- _WRITTEN INSTRUCTION_
Compile every line that includes the word "Control".

[Extracted records]
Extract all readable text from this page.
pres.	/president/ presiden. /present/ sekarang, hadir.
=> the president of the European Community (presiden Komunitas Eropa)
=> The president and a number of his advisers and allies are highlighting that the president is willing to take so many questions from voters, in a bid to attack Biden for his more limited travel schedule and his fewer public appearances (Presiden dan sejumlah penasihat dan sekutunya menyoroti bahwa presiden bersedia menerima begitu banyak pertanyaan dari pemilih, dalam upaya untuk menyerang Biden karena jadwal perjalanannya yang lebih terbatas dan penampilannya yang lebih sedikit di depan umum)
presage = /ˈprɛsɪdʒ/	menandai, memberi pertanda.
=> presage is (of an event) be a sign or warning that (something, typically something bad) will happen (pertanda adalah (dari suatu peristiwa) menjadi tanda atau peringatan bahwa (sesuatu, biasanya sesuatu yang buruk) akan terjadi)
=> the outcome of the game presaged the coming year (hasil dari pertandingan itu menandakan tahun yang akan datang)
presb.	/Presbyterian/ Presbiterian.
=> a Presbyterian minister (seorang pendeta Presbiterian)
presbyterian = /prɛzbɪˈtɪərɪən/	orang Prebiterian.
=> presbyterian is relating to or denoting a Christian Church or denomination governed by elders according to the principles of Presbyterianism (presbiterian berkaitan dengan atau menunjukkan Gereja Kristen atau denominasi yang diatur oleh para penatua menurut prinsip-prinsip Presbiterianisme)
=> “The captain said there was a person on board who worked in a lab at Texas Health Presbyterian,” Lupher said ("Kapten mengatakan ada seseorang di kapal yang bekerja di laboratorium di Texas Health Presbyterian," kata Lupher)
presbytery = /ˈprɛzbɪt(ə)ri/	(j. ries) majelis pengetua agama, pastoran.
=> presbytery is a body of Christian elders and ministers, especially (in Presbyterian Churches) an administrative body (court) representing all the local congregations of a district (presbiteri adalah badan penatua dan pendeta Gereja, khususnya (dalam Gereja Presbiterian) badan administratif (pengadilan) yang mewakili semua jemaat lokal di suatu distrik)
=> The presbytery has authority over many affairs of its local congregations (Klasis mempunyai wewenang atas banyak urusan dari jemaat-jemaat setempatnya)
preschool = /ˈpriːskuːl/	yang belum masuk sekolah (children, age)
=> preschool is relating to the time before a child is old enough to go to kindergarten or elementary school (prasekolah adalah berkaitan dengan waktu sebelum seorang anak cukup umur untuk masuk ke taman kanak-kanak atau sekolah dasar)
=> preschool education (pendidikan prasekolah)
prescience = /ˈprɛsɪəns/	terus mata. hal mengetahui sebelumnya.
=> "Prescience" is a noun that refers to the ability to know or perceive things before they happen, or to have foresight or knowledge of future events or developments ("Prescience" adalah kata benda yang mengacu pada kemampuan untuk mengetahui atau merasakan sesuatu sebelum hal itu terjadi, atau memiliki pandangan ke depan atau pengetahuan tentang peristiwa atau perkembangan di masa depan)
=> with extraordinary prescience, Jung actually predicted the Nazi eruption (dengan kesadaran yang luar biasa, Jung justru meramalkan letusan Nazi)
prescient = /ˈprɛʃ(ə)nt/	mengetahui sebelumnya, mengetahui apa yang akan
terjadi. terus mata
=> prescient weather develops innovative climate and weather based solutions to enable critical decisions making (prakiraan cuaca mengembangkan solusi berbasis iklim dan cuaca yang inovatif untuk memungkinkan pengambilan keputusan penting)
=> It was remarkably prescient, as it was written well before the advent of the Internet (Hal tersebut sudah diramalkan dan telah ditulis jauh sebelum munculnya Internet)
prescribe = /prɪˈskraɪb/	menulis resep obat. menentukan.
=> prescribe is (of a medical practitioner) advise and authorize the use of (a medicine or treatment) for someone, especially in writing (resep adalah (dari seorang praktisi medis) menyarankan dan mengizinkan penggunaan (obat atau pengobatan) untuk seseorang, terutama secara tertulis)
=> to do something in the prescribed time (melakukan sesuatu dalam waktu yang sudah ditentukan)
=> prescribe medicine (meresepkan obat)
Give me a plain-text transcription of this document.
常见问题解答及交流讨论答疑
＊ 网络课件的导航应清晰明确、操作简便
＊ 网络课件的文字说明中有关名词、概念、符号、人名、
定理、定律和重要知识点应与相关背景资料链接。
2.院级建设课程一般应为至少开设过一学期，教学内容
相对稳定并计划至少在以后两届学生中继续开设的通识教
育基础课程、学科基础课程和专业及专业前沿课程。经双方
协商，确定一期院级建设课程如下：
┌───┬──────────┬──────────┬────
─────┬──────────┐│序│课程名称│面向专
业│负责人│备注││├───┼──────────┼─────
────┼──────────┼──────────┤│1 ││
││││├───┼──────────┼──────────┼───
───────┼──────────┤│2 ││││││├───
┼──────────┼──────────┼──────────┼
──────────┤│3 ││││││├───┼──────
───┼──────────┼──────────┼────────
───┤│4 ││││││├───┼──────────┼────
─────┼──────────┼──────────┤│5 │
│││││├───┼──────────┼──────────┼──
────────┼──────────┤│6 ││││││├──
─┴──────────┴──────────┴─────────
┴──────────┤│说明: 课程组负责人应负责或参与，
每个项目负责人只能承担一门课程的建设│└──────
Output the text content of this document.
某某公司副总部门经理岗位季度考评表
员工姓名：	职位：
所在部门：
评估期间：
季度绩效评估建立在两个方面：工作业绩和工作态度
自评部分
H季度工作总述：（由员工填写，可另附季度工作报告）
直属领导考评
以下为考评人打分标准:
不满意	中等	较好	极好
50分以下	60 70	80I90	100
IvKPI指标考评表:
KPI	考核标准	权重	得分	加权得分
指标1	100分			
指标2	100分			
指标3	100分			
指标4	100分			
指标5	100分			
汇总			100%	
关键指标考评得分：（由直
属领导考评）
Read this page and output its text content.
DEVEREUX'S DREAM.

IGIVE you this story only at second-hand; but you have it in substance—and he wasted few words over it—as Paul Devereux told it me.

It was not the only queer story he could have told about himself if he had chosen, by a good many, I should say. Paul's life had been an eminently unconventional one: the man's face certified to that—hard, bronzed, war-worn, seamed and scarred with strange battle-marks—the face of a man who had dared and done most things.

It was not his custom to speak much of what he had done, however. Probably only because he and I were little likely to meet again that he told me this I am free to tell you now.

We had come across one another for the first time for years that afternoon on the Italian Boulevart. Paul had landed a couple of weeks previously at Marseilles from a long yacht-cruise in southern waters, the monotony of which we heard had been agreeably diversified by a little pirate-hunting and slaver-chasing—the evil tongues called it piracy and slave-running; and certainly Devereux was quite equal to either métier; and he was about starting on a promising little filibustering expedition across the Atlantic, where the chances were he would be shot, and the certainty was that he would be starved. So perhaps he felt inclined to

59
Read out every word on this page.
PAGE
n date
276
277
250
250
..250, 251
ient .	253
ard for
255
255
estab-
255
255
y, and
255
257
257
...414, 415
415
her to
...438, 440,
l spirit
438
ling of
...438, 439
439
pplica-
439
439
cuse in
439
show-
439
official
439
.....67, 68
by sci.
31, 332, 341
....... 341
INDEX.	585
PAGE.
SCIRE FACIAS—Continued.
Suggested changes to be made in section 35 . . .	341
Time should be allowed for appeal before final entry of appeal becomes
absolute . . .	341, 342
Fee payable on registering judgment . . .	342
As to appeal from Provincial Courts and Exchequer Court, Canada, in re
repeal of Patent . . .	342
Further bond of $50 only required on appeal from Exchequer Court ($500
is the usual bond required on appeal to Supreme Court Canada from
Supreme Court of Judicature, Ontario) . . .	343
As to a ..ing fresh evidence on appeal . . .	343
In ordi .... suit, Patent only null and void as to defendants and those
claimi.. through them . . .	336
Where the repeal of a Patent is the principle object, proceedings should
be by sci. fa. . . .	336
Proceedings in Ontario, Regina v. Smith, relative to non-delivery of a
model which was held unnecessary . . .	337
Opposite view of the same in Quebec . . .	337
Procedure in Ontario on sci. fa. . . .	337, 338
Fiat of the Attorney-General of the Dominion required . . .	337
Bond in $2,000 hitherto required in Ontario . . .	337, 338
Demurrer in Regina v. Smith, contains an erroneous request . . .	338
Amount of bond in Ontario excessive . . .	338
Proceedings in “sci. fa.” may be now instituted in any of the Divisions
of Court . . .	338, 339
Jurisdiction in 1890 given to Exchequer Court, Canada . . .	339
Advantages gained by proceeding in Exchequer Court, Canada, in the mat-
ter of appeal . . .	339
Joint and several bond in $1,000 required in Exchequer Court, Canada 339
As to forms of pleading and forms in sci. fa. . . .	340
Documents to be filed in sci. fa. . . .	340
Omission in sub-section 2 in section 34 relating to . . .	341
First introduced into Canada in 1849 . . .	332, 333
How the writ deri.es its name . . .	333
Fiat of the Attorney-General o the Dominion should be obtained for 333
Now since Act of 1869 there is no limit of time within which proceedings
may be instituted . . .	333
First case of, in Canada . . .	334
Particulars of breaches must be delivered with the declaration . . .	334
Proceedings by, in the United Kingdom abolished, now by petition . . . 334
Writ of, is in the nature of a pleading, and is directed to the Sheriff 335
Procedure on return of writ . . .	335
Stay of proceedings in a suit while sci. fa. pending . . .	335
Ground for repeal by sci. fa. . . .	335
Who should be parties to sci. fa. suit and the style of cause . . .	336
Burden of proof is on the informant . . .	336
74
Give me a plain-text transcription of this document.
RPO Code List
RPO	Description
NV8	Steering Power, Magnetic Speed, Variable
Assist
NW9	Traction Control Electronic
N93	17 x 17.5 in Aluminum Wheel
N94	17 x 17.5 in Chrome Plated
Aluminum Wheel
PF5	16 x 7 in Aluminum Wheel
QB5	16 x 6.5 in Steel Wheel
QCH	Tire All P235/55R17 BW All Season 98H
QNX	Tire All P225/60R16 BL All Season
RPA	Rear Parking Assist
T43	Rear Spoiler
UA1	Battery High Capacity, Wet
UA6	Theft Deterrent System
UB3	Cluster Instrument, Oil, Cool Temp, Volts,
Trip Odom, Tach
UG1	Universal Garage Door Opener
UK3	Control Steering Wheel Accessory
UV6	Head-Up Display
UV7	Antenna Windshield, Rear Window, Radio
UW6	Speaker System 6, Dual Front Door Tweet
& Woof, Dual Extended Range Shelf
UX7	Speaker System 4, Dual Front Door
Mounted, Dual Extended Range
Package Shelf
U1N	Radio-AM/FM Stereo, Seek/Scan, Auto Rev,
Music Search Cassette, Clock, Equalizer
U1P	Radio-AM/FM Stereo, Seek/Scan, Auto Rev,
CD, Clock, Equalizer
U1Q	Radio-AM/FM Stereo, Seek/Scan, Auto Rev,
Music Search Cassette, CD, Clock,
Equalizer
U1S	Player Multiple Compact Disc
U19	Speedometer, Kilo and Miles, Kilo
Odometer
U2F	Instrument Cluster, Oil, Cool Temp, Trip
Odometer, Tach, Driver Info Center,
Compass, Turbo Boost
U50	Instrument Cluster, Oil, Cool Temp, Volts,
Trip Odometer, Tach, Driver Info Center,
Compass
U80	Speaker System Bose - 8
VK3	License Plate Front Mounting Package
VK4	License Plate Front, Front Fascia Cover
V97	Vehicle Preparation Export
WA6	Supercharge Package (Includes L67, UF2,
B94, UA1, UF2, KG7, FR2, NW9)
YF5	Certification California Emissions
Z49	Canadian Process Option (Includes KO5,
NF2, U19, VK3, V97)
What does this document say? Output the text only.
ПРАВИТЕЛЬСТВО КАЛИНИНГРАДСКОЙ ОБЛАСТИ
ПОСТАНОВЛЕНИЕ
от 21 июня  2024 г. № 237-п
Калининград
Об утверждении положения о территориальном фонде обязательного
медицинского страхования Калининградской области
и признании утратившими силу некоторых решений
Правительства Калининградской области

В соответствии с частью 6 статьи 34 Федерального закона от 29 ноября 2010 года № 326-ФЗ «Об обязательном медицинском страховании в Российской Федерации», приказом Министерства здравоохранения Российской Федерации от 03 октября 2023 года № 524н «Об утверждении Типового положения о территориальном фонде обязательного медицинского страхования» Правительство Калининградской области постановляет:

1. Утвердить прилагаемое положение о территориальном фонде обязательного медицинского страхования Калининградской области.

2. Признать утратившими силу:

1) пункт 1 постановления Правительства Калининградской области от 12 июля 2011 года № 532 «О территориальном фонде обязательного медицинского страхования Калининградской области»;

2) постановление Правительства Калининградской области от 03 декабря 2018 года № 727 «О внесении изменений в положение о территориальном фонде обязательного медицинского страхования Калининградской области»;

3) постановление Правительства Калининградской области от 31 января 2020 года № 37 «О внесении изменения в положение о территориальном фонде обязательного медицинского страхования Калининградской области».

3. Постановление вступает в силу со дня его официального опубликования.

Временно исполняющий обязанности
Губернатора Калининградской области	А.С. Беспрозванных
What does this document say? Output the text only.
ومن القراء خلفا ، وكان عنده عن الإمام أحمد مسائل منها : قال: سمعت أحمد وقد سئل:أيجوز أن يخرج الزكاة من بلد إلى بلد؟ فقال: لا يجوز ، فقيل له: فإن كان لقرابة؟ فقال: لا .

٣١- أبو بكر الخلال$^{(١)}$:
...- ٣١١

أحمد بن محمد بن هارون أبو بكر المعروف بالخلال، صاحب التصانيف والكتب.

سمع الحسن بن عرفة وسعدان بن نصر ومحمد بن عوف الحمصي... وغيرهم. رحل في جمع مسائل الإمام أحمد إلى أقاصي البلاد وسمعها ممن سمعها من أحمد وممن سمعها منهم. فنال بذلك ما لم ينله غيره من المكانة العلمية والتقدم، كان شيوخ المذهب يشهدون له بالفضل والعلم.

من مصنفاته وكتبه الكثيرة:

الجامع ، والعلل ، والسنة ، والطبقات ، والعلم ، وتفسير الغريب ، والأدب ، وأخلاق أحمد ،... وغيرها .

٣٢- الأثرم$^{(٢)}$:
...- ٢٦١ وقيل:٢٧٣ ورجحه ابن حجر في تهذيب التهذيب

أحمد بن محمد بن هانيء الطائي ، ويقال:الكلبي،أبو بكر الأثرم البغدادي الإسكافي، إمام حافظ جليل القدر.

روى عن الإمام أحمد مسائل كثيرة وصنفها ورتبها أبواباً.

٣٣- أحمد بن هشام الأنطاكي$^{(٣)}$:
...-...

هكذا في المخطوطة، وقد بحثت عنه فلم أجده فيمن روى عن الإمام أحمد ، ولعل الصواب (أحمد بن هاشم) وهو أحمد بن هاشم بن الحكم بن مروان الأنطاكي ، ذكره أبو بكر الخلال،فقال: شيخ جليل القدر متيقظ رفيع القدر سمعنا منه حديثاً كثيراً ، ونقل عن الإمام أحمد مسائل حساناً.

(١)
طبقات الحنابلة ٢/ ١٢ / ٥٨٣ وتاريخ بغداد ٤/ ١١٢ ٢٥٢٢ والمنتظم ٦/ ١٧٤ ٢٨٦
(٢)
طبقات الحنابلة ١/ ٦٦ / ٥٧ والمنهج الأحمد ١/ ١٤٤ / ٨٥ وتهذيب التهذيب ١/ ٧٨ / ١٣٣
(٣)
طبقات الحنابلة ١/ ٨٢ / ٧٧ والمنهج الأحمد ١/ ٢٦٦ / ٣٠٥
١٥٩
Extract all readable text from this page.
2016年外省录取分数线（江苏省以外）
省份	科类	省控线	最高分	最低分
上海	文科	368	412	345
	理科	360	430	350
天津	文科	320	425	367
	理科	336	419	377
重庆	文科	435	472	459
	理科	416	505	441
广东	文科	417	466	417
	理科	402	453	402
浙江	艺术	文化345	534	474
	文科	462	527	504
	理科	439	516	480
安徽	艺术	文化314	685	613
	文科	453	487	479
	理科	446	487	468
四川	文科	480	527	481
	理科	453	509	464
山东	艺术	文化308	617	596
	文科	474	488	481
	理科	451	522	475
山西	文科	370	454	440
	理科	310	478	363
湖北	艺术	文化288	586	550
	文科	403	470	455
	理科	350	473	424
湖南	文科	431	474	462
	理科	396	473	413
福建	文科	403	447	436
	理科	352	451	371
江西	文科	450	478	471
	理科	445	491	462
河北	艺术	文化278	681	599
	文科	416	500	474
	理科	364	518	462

- _EXPECTED ANSWER_
NW9	Traction Control Electronic
UK3	Control Steering Wheel Accessory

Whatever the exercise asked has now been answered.